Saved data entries
____________________
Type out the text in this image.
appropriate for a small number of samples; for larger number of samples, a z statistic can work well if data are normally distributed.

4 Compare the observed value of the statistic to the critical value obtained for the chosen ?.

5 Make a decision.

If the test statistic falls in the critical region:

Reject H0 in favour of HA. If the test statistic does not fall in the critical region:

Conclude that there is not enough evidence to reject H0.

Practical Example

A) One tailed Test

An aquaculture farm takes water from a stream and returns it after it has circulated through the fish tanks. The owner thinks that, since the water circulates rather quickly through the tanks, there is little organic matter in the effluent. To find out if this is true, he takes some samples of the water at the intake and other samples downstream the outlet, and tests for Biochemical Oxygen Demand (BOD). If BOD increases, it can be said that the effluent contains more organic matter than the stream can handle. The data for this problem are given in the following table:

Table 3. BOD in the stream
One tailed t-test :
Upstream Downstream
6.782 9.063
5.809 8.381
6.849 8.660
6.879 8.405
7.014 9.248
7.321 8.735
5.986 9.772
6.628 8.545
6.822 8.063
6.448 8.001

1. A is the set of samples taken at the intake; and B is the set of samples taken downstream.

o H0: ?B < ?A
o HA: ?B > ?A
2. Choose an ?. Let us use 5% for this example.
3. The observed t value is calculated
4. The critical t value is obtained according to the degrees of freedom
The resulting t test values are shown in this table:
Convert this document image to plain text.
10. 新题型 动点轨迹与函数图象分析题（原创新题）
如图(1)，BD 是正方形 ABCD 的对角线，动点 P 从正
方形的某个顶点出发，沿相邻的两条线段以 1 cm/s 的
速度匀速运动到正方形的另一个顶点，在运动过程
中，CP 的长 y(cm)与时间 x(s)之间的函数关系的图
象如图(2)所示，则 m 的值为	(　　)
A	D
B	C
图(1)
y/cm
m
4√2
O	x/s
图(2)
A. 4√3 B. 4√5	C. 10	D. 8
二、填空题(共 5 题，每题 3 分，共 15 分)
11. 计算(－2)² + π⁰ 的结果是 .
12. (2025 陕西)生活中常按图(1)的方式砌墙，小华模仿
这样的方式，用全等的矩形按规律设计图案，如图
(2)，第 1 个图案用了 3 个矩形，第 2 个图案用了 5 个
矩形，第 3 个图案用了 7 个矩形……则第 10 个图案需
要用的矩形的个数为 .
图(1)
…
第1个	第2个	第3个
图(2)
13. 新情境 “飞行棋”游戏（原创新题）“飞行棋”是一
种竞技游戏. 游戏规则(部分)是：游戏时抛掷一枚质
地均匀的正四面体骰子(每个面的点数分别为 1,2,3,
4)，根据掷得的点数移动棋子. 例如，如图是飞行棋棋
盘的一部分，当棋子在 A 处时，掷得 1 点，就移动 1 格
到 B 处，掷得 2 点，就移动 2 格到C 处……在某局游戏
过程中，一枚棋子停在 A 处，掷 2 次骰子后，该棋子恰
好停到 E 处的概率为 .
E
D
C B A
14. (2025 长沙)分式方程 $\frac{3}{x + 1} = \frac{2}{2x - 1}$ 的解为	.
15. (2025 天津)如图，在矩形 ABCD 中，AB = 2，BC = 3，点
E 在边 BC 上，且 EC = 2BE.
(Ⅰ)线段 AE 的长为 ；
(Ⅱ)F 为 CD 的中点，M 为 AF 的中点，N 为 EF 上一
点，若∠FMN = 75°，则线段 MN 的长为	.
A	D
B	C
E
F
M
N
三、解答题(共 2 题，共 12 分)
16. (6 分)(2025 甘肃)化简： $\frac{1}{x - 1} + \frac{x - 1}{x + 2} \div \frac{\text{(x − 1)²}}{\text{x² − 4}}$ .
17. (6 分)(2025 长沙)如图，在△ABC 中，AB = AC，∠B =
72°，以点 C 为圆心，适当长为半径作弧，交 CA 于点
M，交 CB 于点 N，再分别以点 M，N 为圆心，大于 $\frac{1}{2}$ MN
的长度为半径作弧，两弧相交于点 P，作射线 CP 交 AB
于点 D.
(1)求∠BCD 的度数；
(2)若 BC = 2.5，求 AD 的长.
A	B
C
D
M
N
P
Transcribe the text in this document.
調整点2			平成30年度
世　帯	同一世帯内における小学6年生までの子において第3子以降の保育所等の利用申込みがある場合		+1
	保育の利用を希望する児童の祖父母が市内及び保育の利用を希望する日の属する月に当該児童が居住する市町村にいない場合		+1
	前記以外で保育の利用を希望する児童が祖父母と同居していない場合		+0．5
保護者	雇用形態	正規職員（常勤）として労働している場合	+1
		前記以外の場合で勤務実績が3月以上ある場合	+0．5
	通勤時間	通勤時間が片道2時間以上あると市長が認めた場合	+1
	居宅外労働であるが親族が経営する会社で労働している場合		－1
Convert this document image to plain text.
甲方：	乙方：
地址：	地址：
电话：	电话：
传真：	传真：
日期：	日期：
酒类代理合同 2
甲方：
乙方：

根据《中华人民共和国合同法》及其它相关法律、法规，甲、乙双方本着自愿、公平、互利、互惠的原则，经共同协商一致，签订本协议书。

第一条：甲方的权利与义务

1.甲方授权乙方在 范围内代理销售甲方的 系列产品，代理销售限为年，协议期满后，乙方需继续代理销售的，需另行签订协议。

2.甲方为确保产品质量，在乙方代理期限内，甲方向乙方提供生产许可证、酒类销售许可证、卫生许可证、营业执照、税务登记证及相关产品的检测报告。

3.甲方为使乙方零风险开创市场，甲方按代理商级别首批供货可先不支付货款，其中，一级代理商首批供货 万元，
____________________
Output every record above exactly as it appears.

Type out the text in this image.
appropriate for a small number of samples; for larger number of samples, a z statistic can work well if data are normally distributed.

4 Compare the observed value of the statistic to the critical value obtained for the chosen ?.

5 Make a decision.

If the test statistic falls in the critical region:

Reject H0 in favour of HA. If the test statistic does not fall in the critical region:

Conclude that there is not enough evidence to reject H0.

Practical Example

A) One tailed Test

An aquaculture farm takes water from a stream and returns it after it has circulated through the fish tanks. The owner thinks that, since the water circulates rather quickly through the tanks, there is little organic matter in the effluent. To find out if this is true, he takes some samples of the water at the intake and other samples downstream the outlet, and tests for Biochemical Oxygen Demand (BOD). If BOD increases, it can be said that the effluent contains more organic matter than the stream can handle. The data for this problem are given in the following table:

Table 3. BOD in the stream
One tailed t-test :
Upstream Downstream
6.782 9.063
5.809 8.381
6.849 8.660
6.879 8.405
7.014 9.248
7.321 8.735
5.986 9.772
6.628 8.545
6.822 8.063
6.448 8.001

1. A is the set of samples taken at the intake; and B is the set of samples taken downstream.

o H0: ?B < ?A
o HA: ?B > ?A
2. Choose an ?. Let us use 5% for this example.
3. The observed t value is calculated
4. The critical t value is obtained according to the degrees of freedom
The resulting t test values are shown in this table:
Convert this document image to plain text.
10. 新题型 动点轨迹与函数图象分析题（原创新题）
如图(1)，BD 是正方形 ABCD 的对角线，动点 P 从正
方形的某个顶点出发，沿相邻的两条线段以 1 cm/s 的
速度匀速运动到正方形的另一个顶点，在运动过程
中，CP 的长 y(cm)与时间 x(s)之间的函数关系的图
象如图(2)所示，则 m 的值为	(　　)
A	D
B	C
图(1)
y/cm
m
4√2
O	x/s
图(2)
A. 4√3 B. 4√5	C. 10	D. 8
二、填空题(共 5 题，每题 3 分，共 15 分)
11. 计算(－2)² + π⁰ 的结果是 .
12. (2025 陕西)生活中常按图(1)的方式砌墙，小华模仿
这样的方式，用全等的矩形按规律设计图案，如图
(2)，第 1 个图案用了 3 个矩形，第 2 个图案用了 5 个
矩形，第 3 个图案用了 7 个矩形……则第 10 个图案需
要用的矩形的个数为 .
图(1)
…
第1个	第2个	第3个
图(2)
13. 新情境 “飞行棋”游戏（原创新题）“飞行棋”是一
种竞技游戏. 游戏规则(部分)是：游戏时抛掷一枚质
地均匀的正四面体骰子(每个面的点数分别为 1,2,3,
4)，根据掷得的点数移动棋子. 例如，如图是飞行棋棋
盘的一部分，当棋子在 A 处时，掷得 1 点，就移动 1 格
到 B 处，掷得 2 点，就移动 2 格到C 处……在某局游戏
过程中，一枚棋子停在 A 处，掷 2 次骰子后，该棋子恰
好停到 E 处的概率为 .
E
D
C B A
14. (2025 长沙)分式方程 $\frac{3}{x + 1} = \frac{2}{2x - 1}$ 的解为	.
15. (2025 天津)如图，在矩形 ABCD 中，AB = 2，BC = 3，点
E 在边 BC 上，且 EC = 2BE.
(Ⅰ)线段 AE 的长为 ；
(Ⅱ)F 为 CD 的中点，M 为 AF 的中点，N 为 EF 上一
点，若∠FMN = 75°，则线段 MN 的长为	.
A	D
B	C
E
F
M
N
三、解答题(共 2 题，共 12 分)
16. (6 分)(2025 甘肃)化简： $\frac{1}{x - 1} + \frac{x - 1}{x + 2} \div \frac{\text{(x − 1)²}}{\text{x² − 4}}$ .
17. (6 分)(2025 长沙)如图，在△ABC 中，AB = AC，∠B =
72°，以点 C 为圆心，适当长为半径作弧，交 CA 于点
M，交 CB 于点 N，再分别以点 M，N 为圆心，大于 $\frac{1}{2}$ MN
的长度为半径作弧，两弧相交于点 P，作射线 CP 交 AB
于点 D.
(1)求∠BCD 的度数；
(2)若 BC = 2.5，求 AD 的长.
A	B
C
D
M
N
P
Transcribe the text in this document.
調整点2			平成30年度
世　帯	同一世帯内における小学6年生までの子において第3子以降の保育所等の利用申込みがある場合		+1
	保育の利用を希望する児童の祖父母が市内及び保育の利用を希望する日の属する月に当該児童が居住する市町村にいない場合		+1
	前記以外で保育の利用を希望する児童が祖父母と同居していない場合		+0．5
保護者	雇用形態	正規職員（常勤）として労働している場合	+1
		前記以外の場合で勤務実績が3月以上ある場合	+0．5
	通勤時間	通勤時間が片道2時間以上あると市長が認めた場合	+1
	居宅外労働であるが親族が経営する会社で労働している場合		－1
Convert this document image to plain text.
甲方：	乙方：
地址：	地址：
电话：	电话：
传真：	传真：
日期：	日期：
酒类代理合同 2
甲方：
乙方：

根据《中华人民共和国合同法》及其它相关法律、法规，甲、乙双方本着自愿、公平、互利、互惠的原则，经共同协商一致，签订本协议书。

第一条：甲方的权利与义务

1.甲方授权乙方在 范围内代理销售甲方的 系列产品，代理销售限为年，协议期满后，乙方需继续代理销售的，需另行签订协议。

2.甲方为确保产品质量，在乙方代理期限内，甲方向乙方提供生产许可证、酒类销售许可证、卫生许可证、营业执照、税务登记证及相关产品的检测报告。

3.甲方为使乙方零风险开创市场，甲方按代理商级别首批供货可先不支付货款，其中，一级代理商首批供货 万元，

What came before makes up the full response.